TASK DIRECTIONS:
Pictures are not part of the answer. Return the lines from the one containing "Enumerate this screenshot's" through the end of the data, both included, exactly as they appear.

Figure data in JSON

--- start ---

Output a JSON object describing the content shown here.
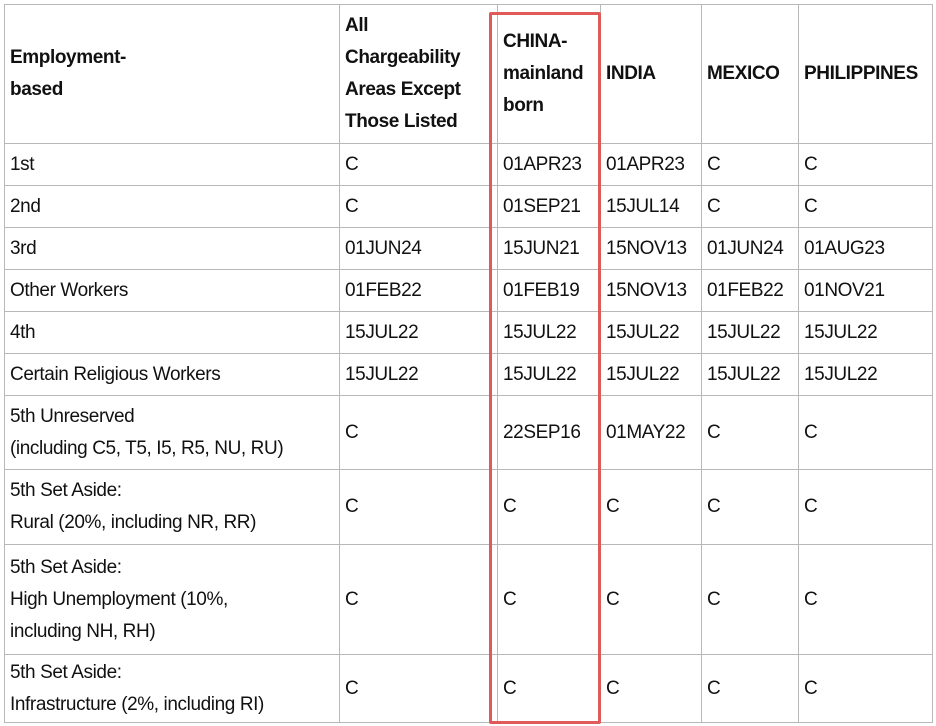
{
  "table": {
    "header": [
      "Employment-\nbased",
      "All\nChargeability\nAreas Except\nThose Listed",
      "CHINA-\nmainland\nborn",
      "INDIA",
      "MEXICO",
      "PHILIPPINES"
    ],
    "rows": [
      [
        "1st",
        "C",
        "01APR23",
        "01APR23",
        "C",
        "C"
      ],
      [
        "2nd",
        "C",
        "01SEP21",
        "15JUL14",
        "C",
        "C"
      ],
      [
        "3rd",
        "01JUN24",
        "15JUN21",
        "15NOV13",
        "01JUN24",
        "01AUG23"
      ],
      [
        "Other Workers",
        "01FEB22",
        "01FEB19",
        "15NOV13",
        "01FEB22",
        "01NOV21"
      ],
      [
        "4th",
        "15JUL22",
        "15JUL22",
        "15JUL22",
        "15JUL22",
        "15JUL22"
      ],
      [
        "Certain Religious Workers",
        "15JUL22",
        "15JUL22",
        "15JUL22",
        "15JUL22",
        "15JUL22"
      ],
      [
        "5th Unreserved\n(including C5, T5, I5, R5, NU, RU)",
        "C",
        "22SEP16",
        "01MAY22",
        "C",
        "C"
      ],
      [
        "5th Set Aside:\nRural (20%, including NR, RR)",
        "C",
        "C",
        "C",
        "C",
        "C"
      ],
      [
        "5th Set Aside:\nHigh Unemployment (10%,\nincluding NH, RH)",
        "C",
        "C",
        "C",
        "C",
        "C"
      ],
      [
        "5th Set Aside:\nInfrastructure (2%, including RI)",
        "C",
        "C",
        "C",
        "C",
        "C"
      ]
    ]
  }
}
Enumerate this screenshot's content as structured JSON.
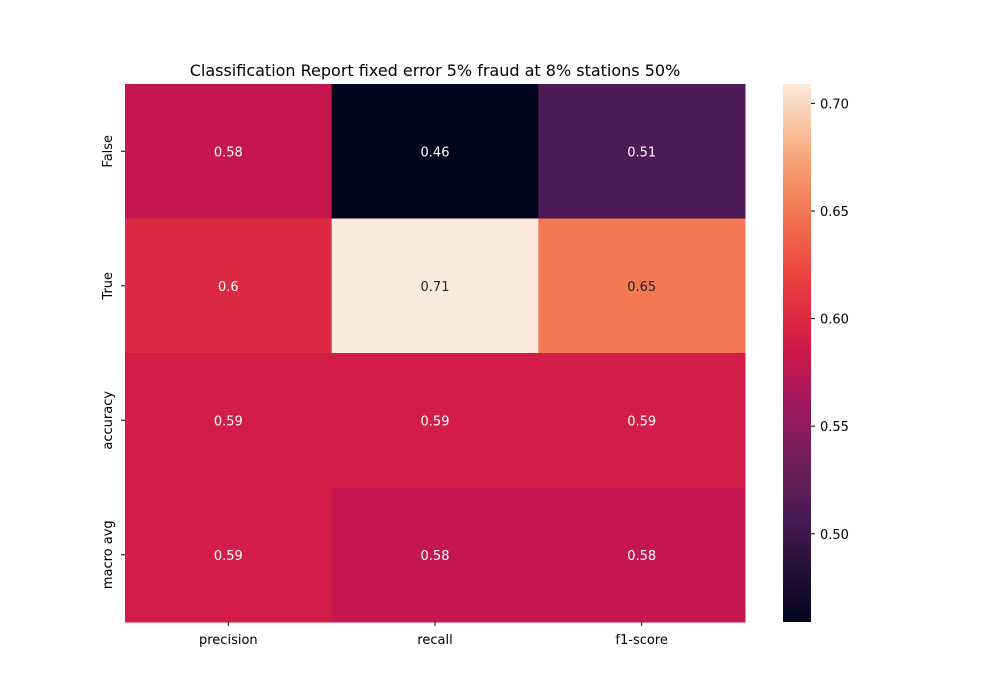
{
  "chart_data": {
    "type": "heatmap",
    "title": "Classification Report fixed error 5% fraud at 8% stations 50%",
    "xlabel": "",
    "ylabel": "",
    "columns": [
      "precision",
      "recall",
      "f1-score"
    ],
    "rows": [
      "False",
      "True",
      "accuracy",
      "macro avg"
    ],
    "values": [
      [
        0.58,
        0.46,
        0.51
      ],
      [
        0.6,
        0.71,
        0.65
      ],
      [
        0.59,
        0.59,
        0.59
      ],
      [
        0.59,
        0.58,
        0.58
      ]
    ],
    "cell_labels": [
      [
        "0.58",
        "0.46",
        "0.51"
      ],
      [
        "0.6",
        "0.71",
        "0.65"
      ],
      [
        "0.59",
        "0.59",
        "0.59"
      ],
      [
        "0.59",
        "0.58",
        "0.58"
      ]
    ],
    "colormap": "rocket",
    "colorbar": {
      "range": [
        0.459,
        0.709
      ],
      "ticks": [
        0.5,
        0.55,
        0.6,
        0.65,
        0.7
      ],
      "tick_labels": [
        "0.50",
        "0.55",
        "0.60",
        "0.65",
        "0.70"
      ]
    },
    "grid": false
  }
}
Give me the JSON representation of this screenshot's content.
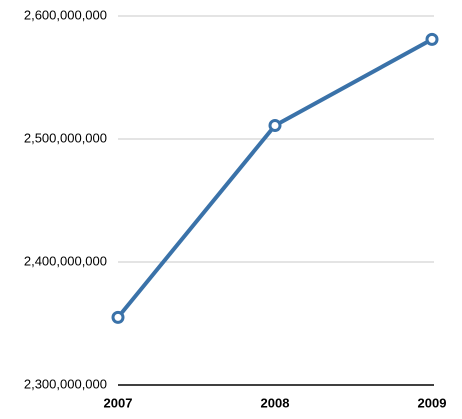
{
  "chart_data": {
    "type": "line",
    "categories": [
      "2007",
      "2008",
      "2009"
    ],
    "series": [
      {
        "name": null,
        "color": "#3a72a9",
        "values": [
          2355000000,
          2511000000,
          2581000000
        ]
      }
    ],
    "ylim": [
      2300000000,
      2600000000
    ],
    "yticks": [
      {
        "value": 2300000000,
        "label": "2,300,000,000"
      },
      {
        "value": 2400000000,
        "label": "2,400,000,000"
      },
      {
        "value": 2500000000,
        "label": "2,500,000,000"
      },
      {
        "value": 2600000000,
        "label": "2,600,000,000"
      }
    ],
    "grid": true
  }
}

--- end ---

WORKED ANSWER:
Enumerate this screenshot's content as structured JSON.
{
  "chart_data": {
    "type": "heatmap",
    "title": "Classification Report fixed error 5% fraud at 8% stations 50%",
    "xlabel": "",
    "ylabel": "",
    "columns": [
      "precision",
      "recall",
      "f1-score"
    ],
    "rows": [
      "False",
      "True",
      "accuracy",
      "macro avg"
    ],
    "values": [
      [
        0.58,
        0.46,
        0.51
      ],
      [
        0.6,
        0.71,
        0.65
      ],
      [
        0.59,
        0.59,
        0.59
      ],
      [
        0.59,
        0.58,
        0.58
      ]
    ],
    "cell_labels": [
      [
        "0.58",
        "0.46",
        "0.51"
      ],
      [
        "0.6",
        "0.71",
        "0.65"
      ],
      [
        "0.59",
        "0.59",
        "0.59"
      ],
      [
        "0.59",
        "0.58",
        "0.58"
      ]
    ],
    "colormap": "rocket",
    "colorbar": {
      "range": [
        0.459,
        0.709
      ],
      "ticks": [
        0.5,
        0.55,
        0.6,
        0.65,
        0.7
      ],
      "tick_labels": [
        "0.50",
        "0.55",
        "0.60",
        "0.65",
        "0.70"
      ]
    },
    "grid": false
  }
}
Give me the JSON representation of this screenshot's content.
{
  "chart_data": {
    "type": "line",
    "categories": [
      "2007",
      "2008",
      "2009"
    ],
    "series": [
      {
        "name": null,
        "color": "#3a72a9",
        "values": [
          2355000000,
          2511000000,
          2581000000
        ]
      }
    ],
    "ylim": [
      2300000000,
      2600000000
    ],
    "yticks": [
      {
        "value": 2300000000,
        "label": "2,300,000,000"
      },
      {
        "value": 2400000000,
        "label": "2,400,000,000"
      },
      {
        "value": 2500000000,
        "label": "2,500,000,000"
      },
      {
        "value": 2600000000,
        "label": "2,600,000,000"
      }
    ],
    "grid": true
  }
}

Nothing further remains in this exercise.